Figure data in JSON
* start *

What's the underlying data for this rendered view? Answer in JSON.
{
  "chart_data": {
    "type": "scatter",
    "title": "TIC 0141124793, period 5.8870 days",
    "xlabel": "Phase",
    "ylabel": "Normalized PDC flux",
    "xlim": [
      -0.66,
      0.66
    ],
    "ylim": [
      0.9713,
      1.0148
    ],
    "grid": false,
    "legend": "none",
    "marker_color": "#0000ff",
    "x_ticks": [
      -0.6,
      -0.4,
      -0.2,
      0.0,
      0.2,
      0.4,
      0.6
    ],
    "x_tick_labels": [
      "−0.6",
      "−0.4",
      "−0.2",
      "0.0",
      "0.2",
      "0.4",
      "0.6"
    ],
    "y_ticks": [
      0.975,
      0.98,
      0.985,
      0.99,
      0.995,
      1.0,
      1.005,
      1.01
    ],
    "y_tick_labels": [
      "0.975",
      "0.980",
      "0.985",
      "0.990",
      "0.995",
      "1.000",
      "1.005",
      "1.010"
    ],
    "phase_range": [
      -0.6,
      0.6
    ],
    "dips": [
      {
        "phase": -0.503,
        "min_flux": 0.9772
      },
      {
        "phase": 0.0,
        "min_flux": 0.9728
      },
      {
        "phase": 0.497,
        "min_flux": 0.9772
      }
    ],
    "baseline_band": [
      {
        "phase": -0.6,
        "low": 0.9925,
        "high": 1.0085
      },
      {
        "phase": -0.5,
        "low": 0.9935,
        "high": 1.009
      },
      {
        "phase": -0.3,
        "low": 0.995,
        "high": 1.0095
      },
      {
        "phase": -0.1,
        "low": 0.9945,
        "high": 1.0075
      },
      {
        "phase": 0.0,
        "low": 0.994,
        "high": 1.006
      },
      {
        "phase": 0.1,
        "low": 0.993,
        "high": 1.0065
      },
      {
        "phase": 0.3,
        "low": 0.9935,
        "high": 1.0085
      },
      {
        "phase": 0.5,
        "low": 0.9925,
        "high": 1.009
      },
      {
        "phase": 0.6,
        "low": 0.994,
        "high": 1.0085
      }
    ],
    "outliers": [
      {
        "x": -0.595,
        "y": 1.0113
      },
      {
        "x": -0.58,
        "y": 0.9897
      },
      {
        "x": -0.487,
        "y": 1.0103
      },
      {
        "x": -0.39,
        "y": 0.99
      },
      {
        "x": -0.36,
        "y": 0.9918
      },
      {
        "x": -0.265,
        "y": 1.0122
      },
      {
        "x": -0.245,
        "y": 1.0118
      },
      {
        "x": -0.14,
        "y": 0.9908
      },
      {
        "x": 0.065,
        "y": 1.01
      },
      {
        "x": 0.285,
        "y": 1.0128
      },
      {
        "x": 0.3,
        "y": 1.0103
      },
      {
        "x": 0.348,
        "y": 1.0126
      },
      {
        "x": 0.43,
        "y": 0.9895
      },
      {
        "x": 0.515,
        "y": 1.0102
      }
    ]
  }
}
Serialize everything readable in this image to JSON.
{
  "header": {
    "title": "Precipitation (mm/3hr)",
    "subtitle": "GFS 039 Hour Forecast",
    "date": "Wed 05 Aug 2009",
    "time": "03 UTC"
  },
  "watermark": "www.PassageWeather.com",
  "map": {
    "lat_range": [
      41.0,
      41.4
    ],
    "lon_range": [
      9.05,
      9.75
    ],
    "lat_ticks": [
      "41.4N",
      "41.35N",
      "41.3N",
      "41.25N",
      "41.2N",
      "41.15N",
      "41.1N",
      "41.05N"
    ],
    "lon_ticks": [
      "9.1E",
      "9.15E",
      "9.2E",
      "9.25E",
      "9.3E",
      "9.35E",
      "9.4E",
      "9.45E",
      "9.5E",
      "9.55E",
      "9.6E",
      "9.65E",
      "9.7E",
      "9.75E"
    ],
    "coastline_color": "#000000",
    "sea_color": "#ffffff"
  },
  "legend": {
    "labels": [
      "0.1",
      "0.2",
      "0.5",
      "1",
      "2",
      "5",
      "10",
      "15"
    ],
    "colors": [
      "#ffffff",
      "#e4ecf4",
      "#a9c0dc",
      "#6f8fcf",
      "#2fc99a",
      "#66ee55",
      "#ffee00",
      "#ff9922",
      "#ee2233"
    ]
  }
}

* end *

**What is being asked**
Take the lines from the one containing "Serialize everything readable" to the last line of the material above and write them out exactly.

**Response to the exercise**
Serialize everything readable in this image to JSON.
{
  "header": {
    "title": "Precipitation (mm/3hr)",
    "subtitle": "GFS 039 Hour Forecast",
    "date": "Wed 05 Aug 2009",
    "time": "03 UTC"
  },
  "watermark": "www.PassageWeather.com",
  "map": {
    "lat_range": [
      41.0,
      41.4
    ],
    "lon_range": [
      9.05,
      9.75
    ],
    "lat_ticks": [
      "41.4N",
      "41.35N",
      "41.3N",
      "41.25N",
      "41.2N",
      "41.15N",
      "41.1N",
      "41.05N"
    ],
    "lon_ticks": [
      "9.1E",
      "9.15E",
      "9.2E",
      "9.25E",
      "9.3E",
      "9.35E",
      "9.4E",
      "9.45E",
      "9.5E",
      "9.55E",
      "9.6E",
      "9.65E",
      "9.7E",
      "9.75E"
    ],
    "coastline_color": "#000000",
    "sea_color": "#ffffff"
  },
  "legend": {
    "labels": [
      "0.1",
      "0.2",
      "0.5",
      "1",
      "2",
      "5",
      "10",
      "15"
    ],
    "colors": [
      "#ffffff",
      "#e4ecf4",
      "#a9c0dc",
      "#6f8fcf",
      "#2fc99a",
      "#66ee55",
      "#ffee00",
      "#ff9922",
      "#ee2233"
    ]
  }
}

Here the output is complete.